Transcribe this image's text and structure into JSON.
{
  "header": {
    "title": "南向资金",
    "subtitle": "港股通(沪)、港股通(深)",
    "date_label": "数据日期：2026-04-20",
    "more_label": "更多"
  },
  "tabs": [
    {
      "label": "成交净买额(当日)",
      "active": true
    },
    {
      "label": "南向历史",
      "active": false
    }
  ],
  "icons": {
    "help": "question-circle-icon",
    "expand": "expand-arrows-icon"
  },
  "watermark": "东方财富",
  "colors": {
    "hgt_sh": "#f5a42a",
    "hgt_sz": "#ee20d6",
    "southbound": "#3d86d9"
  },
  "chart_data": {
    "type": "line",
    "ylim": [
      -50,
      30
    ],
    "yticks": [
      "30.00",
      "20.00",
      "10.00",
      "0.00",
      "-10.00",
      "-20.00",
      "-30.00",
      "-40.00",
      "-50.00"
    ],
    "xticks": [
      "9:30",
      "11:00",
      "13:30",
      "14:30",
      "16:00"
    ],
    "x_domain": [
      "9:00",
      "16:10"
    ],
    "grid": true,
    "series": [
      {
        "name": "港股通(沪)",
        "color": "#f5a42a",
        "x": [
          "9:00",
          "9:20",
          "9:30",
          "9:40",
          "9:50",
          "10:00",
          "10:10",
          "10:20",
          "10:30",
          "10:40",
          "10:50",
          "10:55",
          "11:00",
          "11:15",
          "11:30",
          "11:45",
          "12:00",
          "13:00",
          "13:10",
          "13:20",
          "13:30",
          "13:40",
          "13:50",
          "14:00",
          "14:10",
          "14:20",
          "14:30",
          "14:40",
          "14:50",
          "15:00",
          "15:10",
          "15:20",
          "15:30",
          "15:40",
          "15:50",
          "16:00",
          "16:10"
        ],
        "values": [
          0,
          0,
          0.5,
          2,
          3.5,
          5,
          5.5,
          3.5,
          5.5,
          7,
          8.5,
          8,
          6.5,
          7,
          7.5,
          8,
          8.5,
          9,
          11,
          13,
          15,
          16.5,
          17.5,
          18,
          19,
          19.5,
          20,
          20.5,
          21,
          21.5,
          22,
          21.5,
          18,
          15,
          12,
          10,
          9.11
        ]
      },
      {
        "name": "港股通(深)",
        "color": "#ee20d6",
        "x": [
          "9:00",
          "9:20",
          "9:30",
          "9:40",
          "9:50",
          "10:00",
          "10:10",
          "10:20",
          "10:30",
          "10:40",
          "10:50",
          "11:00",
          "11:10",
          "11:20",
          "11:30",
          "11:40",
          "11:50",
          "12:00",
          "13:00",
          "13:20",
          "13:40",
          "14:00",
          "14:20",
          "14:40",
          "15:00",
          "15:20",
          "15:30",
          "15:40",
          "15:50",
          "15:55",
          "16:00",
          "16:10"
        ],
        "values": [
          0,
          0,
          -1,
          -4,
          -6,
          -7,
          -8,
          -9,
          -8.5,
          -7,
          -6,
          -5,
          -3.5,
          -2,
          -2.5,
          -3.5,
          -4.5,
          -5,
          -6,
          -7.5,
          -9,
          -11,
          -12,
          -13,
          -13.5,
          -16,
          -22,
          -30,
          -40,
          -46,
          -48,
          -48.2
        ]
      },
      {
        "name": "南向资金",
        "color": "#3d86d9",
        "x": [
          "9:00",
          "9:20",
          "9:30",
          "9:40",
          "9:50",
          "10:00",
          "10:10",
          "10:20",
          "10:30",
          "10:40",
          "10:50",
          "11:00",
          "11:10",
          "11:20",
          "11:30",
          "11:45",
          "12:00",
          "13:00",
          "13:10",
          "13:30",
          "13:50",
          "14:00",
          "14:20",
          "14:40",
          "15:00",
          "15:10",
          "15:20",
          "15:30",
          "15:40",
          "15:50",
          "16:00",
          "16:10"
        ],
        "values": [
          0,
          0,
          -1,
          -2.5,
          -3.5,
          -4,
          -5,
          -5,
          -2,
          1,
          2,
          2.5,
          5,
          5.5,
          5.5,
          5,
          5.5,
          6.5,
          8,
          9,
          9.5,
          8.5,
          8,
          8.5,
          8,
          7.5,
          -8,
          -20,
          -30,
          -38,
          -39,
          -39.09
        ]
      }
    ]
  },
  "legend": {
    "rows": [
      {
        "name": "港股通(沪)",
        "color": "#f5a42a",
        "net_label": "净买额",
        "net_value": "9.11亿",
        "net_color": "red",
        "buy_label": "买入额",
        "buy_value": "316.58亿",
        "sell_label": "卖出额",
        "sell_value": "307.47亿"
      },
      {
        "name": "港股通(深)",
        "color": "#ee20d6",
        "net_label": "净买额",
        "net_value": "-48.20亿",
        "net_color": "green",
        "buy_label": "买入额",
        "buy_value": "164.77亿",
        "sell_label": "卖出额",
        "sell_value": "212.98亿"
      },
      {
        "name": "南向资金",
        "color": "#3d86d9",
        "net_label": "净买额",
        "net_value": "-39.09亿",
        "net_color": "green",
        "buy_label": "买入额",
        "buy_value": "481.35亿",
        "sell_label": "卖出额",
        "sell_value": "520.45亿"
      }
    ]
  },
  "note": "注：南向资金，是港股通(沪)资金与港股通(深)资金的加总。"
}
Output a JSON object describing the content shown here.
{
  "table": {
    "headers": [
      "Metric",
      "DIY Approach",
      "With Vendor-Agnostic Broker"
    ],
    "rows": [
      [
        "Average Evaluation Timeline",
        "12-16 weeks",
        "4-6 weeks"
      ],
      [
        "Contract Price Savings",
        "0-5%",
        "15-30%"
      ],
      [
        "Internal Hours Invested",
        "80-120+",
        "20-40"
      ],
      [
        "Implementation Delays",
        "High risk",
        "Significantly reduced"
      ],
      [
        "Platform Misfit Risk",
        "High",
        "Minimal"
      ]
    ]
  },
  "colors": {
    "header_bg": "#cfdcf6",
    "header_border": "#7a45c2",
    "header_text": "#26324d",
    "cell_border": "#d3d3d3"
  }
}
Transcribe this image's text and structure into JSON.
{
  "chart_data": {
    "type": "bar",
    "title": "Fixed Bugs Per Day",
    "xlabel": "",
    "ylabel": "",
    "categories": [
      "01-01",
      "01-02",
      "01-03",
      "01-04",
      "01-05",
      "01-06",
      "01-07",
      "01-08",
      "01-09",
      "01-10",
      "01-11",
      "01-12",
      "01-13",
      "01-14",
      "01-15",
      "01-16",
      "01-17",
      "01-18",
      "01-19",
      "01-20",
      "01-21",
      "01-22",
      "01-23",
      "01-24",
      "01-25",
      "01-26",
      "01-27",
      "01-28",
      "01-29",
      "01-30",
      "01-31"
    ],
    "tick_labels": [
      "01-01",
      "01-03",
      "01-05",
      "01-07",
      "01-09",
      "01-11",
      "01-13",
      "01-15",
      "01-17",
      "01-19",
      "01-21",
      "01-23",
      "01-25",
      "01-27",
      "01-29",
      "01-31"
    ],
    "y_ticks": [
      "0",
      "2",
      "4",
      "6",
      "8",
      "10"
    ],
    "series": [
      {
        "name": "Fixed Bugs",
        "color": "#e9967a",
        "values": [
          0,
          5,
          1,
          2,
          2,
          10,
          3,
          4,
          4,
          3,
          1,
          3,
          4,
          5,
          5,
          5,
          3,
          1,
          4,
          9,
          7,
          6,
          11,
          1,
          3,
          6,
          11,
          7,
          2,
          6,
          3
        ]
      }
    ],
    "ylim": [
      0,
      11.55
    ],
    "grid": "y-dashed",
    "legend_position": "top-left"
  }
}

━━━━━━━━━━━━━━━━━━━━━━━━━━━━━━

Go through the material and copy out every line with "Bugs" in it.

    "title": "Fixed Bugs Per Day",
        "name": "Fixed Bugs",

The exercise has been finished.